Directive:
From the entries below, please gather each line containing the string "这次双手却有些颤抖".

The input:
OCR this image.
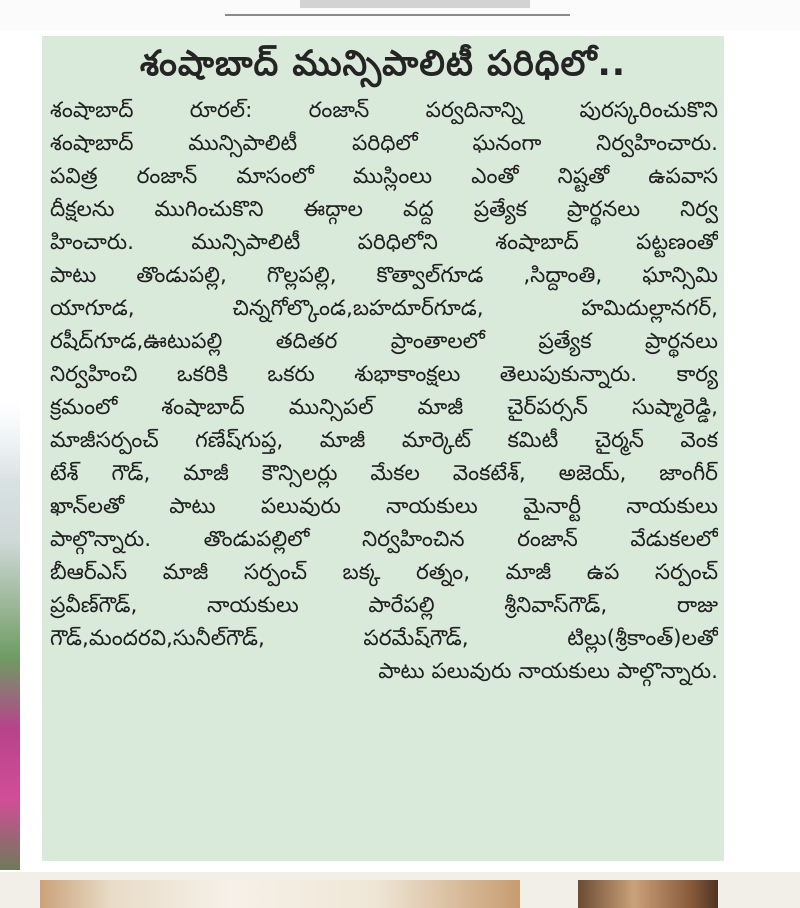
శంషాబాద్ మున్సిపాలిటీ పరిధిలో..
శంషాబాద్ రూరల్: రంజాన్ పర్వదినాన్ని పురస్కరించుకొని
శంషాబాద్ మున్సిపాలిటీ పరిధిలో ఘనంగా నిర్వహించారు.
పవిత్ర రంజాన్ మాసంలో ముస్లింలు ఎంతో నిష్టతో ఉపవాస
దీక్షలను ముగించుకొని ఈద్గాల వద్ద ప్రత్యేక ప్రార్థనలు నిర్వ
హించారు. మున్సిపాలిటీ పరిధిలోని శంషాబాద్ పట్టణంతో
పాటు తొండుపల్లి, గొల్లపల్లి, కొత్వాల్‌గూడ ,సిద్దాంతి, ఘాన్సిమి
యాగూడ, చిన్నగోల్కొండ,బహదూర్‌గూడ, హమిదుల్లానగర్,
రషీద్‌గూడ,ఊటుపల్లి తదితర ప్రాంతాలలో ప్రత్యేక ప్రార్థనలు
నిర్వహించి ఒకరికి ఒకరు శుభాకాంక్షలు తెలుపుకున్నారు. కార్య
క్రమంలో శంషాబాద్ మున్సిపల్ మాజీ చైర్‌పర్సన్ సుష్మారెడ్డి,
మాజీసర్పంచ్ గణేష్‌గుప్త, మాజీ మార్కెట్ కమిటీ చైర్మన్ వెంక
టేశ్ గౌడ్, మాజీ కౌన్సిలర్లు మేకల వెంకటేశ్, అజెయ్, జాంగీర్
ఖాన్‌లతో పాటు పలువురు నాయకులు మైనార్టీ నాయకులు
పాల్గొన్నారు. తొండుపల్లిలో నిర్వహించిన రంజాన్ వేడుకలలో
బీఆర్‌ఎస్ మాజీ సర్పంచ్ బక్క రత్నం, మాజీ ఉప సర్పంచ్
ప్రవీణ్‌గౌడ్, నాయకులు పారేపల్లి శ్రీనివాస్‌గౌడ్, రాజు
గౌడ్,మందరవి,సునీల్‌గౌడ్, పరమేష్‌గౌడ్, టిల్లు(శ్రీకాంత్)లతో
పాటు పలువురు నాయకులు పాల్గొన్నారు.
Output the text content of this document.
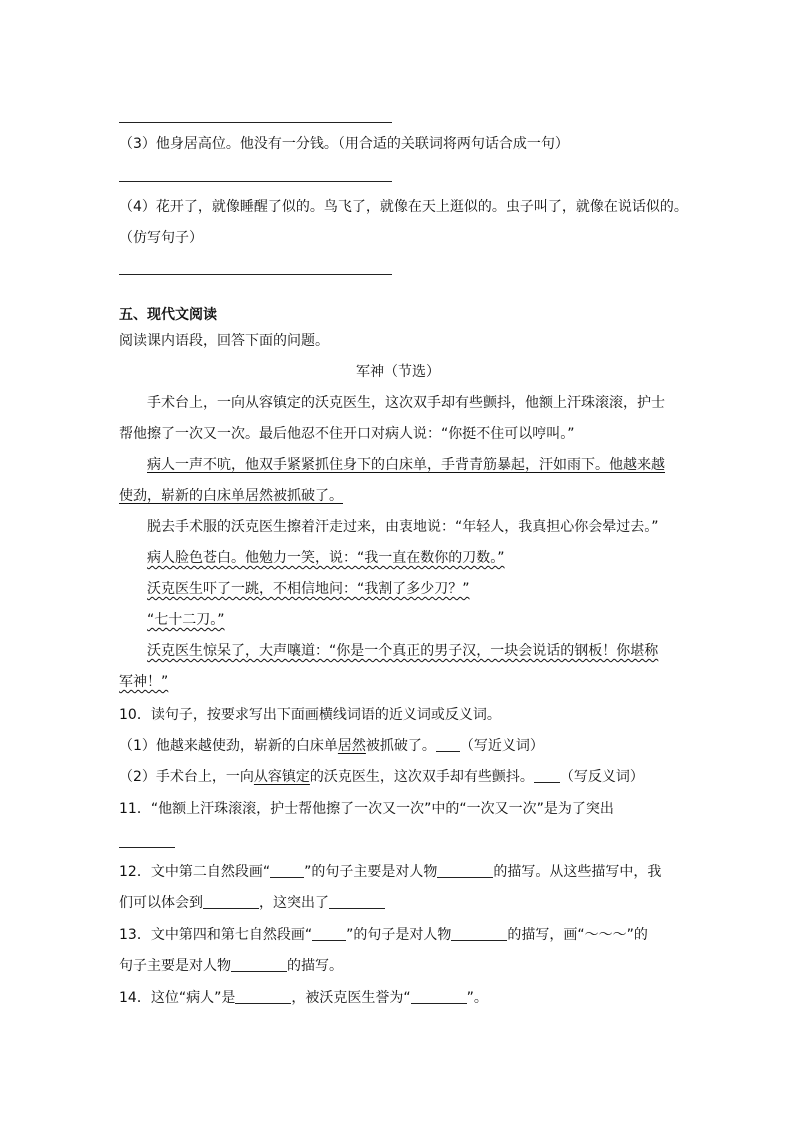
（3）他身居高位。他没有一分钱。（用合适的关联词将两句话合成一句）
（4）花开了，就像睡醒了似的。鸟飞了，就像在天上逛似的。虫子叫了，就像在说话似的。
（仿写句子）
五、现代文阅读
阅读课内语段，回答下面的问题。
军神（节选）
手术台上，一向从容镇定的沃克医生，这次双手却有些颤抖，他额上汗珠滚滚，护士
帮他擦了一次又一次。最后他忍不住开口对病人说：“你挺不住可以哼叫。”
病人一声不吭，他双手紧紧抓住身下的白床单，手背青筋暴起，汗如雨下。他越来越
使劲，崭新的白床单居然被抓破了。
脱去手术服的沃克医生擦着汗走过来，由衷地说：“年轻人，我真担心你会晕过去。”
病人脸色苍白。他勉力一笑，说：“我一直在数你的刀数。”
沃克医生吓了一跳，不相信地问：“我割了多少刀？”
“七十二刀。”
沃克医生惊呆了，大声嚷道：“你是一个真正的男子汉，一块会说话的钢板！你堪称
军神！”
10．读句子，按要求写出下面画横线词语的近义词或反义词。
（1）他越来越使劲，崭新的白床单居然被抓破了。 （写近义词）
（2）手术台上，一向从容镇定的沃克医生，这次双手却有些颤抖。 （写反义词）
11．“他额上汗珠滚滚，护士帮他擦了一次又一次”中的“一次又一次”是为了突出
12．文中第二自然段画“ ”的句子主要是对人物	的描写。从这些描写中，我
们可以体会到	，这突出了
13．文中第四和第七自然段画“ ”的句子是对人物	的描写，画“～～～”的
句子主要是对人物	的描写。
14．这位“病人”是	，被沃克医生誉为“	”。
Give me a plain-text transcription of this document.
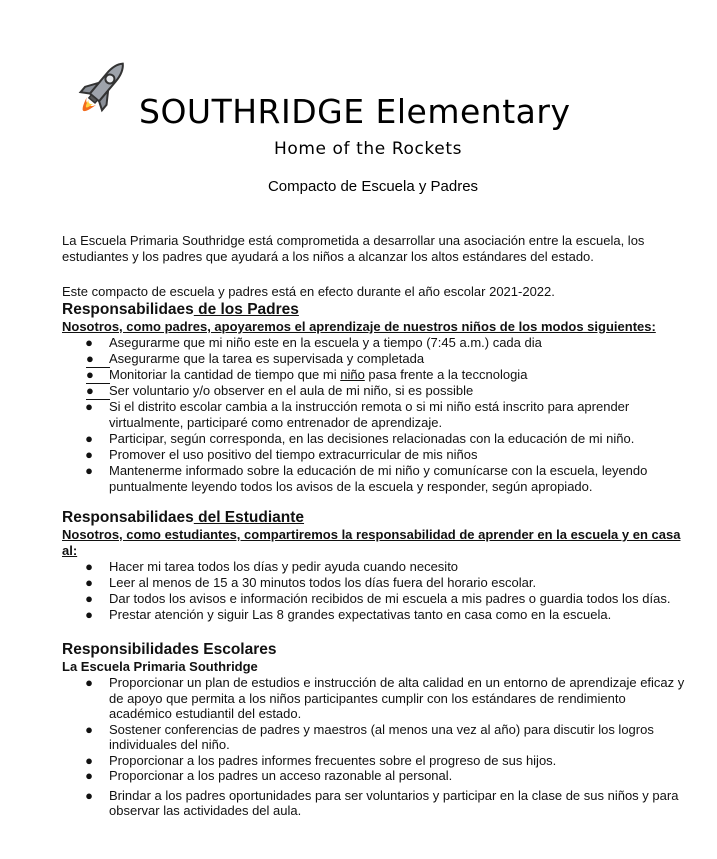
SOUTHRIDGE Elementary
Home of the Rockets
Compacto de Escuela y Padres
La Escuela Primaria Southridge está comprometida a desarrollar una asociación entre la escuela, los estudiantes y los padres que ayudará a los niños a alcanzar los altos estándares del estado.
Este compacto de escuela y padres está en efecto durante el año escolar 2021-2022.
Responsabilidaes de los Padres
Nosotros, como padres, apoyaremos el aprendizaje de nuestros niños de los modos siguientes:
● Asegurarme que mi niño este en la escuela y a tiempo (7:45 a.m.) cada dia
●	Asegurarme que la tarea es supervisada y completada
●	Monitoriar la cantidad de tiempo que mi niño pasa frente a la teccnologia
●	Ser voluntario y/o observer en el aula de mi niño, si es possible
● Si el distrito escolar cambia a la instrucción remota o si mi niño está inscrito para aprender virtualmente, participaré como entrenador de aprendizaje.
● Participar, según corresponda, en las decisiones relacionadas con la educación de mi niño.
● Promover el uso positivo del tiempo extracurricular de mis niños
● Mantenerme informado sobre la educación de mi niño y comunícarse con la escuela, leyendo puntualmente leyendo todos los avisos de la escuela y responder, según apropiado.
Responsabilidaes del Estudiante
Nosotros, como estudiantes, compartiremos la responsabilidad de aprender en la escuela y en casa al:
● Hacer mi tarea todos los días y pedir ayuda cuando necesito
● Leer al menos de 15 a 30 minutos todos los días fuera del horario escolar.
● Dar todos los avisos e información recibidos de mi escuela a mis padres o guardia todos los días.
● Prestar atención y siguir Las 8 grandes expectativas tanto en casa como en la escuela.
Responsibilidades Escolares
La Escuela Primaria Southridge
● Proporcionar un plan de estudios e instrucción de alta calidad en un entorno de aprendizaje eficaz y de apoyo que permita a los niños participantes cumplir con los estándares de rendimiento académico estudiantil del estado.
● Sostener conferencias de padres y maestros (al menos una vez al año) para discutir los logros individuales del niño.
● Proporcionar a los padres informes frecuentes sobre el progreso de sus hijos.
● Proporcionar a los padres un acceso razonable al personal.
● Brindar a los padres oportunidades para ser voluntarios y participar en la clase de sus niños y para observar las actividades del aula.
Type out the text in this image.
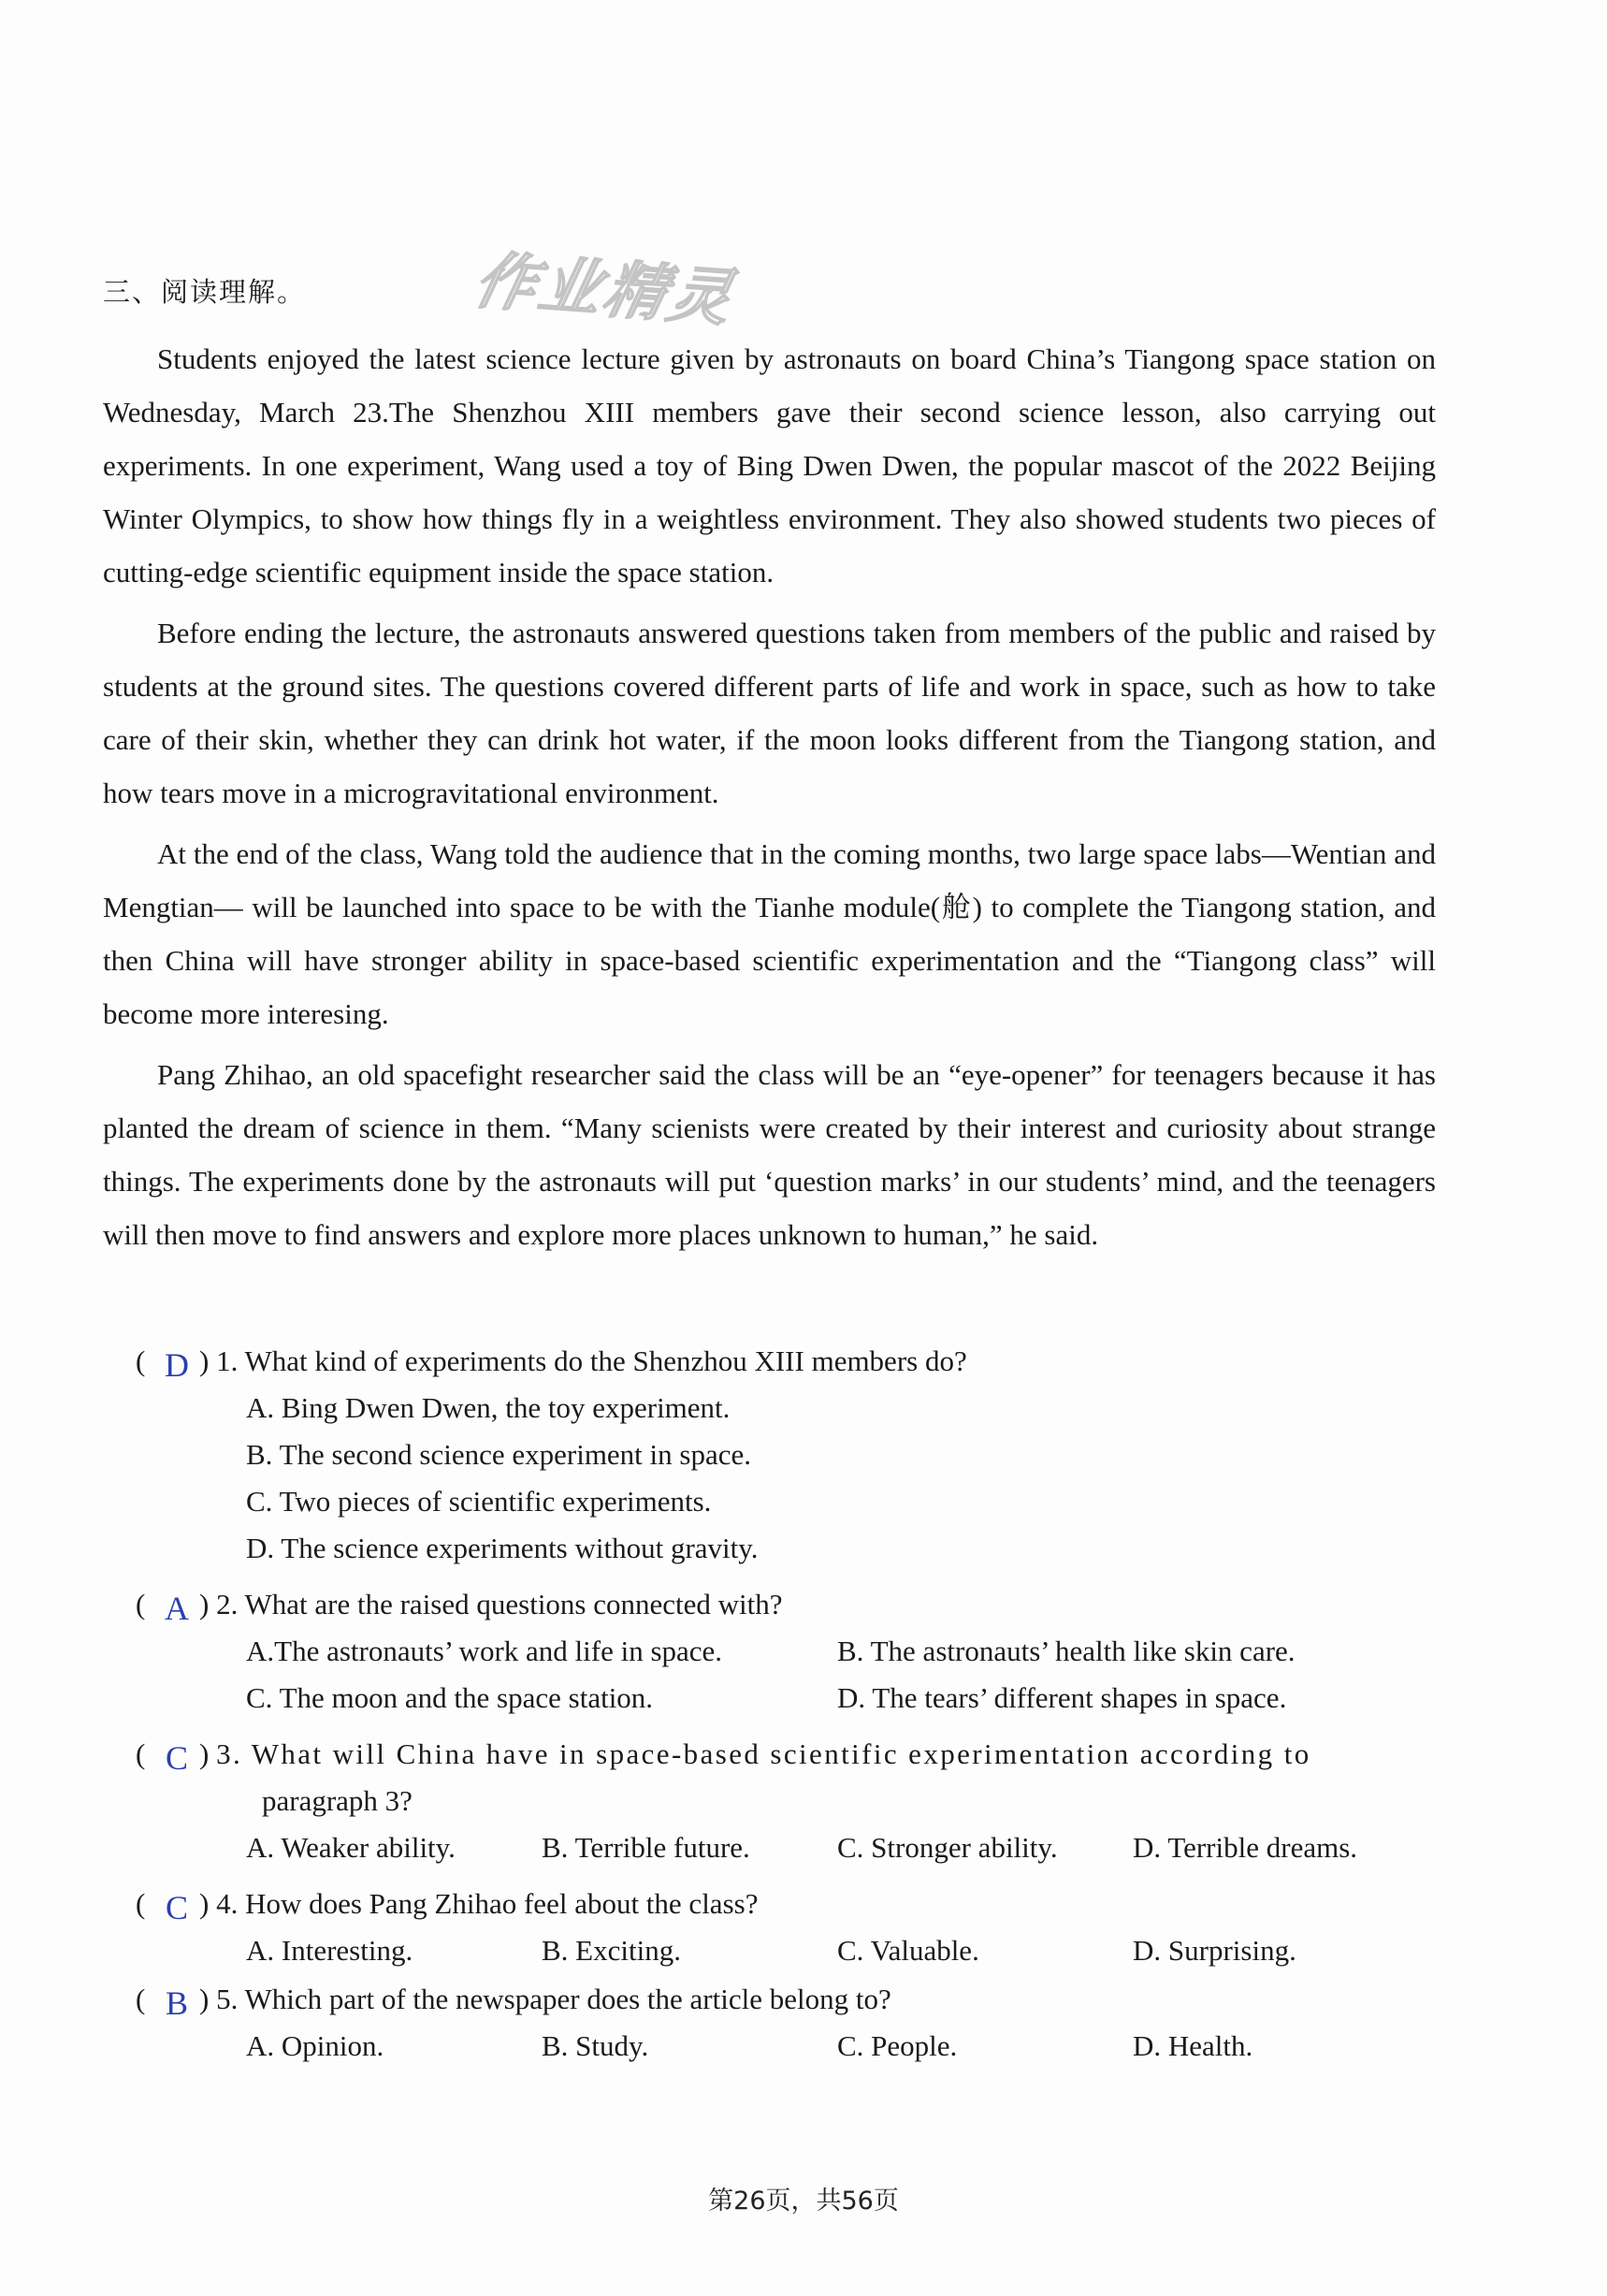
三、阅读理解。	作业精灵

Students enjoyed the latest science lecture given by astronauts on board China’s Tiangong space station on Wednesday, March 23.The Shenzhou XIII members gave their second science lesson, also carrying out experiments. In one experiment, Wang used a toy of Bing Dwen Dwen, the popular mascot of the 2022 Beijing Winter Olympics, to show how things fly in a weightless environment. They also showed students two pieces of cutting-edge scientific equipment inside the space station.

Before ending the lecture, the astronauts answered questions taken from members of the public and raised by students at the ground sites. The questions covered different parts of life and work in space, such as how to take care of their skin, whether they can drink hot water, if the moon looks different from the Tiangong station, and how tears move in a microgravitational environment.

At the end of the class, Wang told the audience that in the coming months, two large space labs—Wentian and Mengtian— will be launched into space to be with the Tianhe module(舱) to complete the Tiangong station, and then China will have stronger ability in space-based scientific experimentation and the “Tiangong class” will become more interesing.

Pang Zhihao, an old spacefight researcher said the class will be an “eye-opener” for teenagers because it has planted the dream of science in them. “Many scienists were created by their interest and curiosity about strange things. The experiments done by the astronauts will put ‘question marks’ in our students’ mind, and the teenagers will then move to find answers and explore more places unknown to human,” he said.

( D ) 1. What kind of experiments do the Shenzhou XIII members do?
A. Bing Dwen Dwen, the toy experiment.
B. The second science experiment in space.
C. Two pieces of scientific experiments.
D. The science experiments without gravity.
( A ) 2. What are the raised questions connected with?
A.The astronauts’ work and life in space.	B. The astronauts’ health like skin care.
C. The moon and the space station.	D. The tears’ different shapes in space.
( C ) 3. What will China have in space-based scientific experimentation according to
paragraph 3?
A. Weaker ability.	B. Terrible future.	C. Stronger ability.	D. Terrible dreams.
( C ) 4. How does Pang Zhihao feel about the class?
A. Interesting.	B. Exciting.	C. Valuable.	D. Surprising.
( B ) 5. Which part of the newspaper does the article belong to?
A. Opinion.	B. Study.	C. People.	D. Health.
第26页，共56页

Completed task:
手术台上，一向从容镇定的沃克医生，这次双手却有些颤抖，他额上汗珠滚滚，护士
（2）手术台上，一向从容镇定的沃克医生，这次双手却有些颤抖。 （写反义词）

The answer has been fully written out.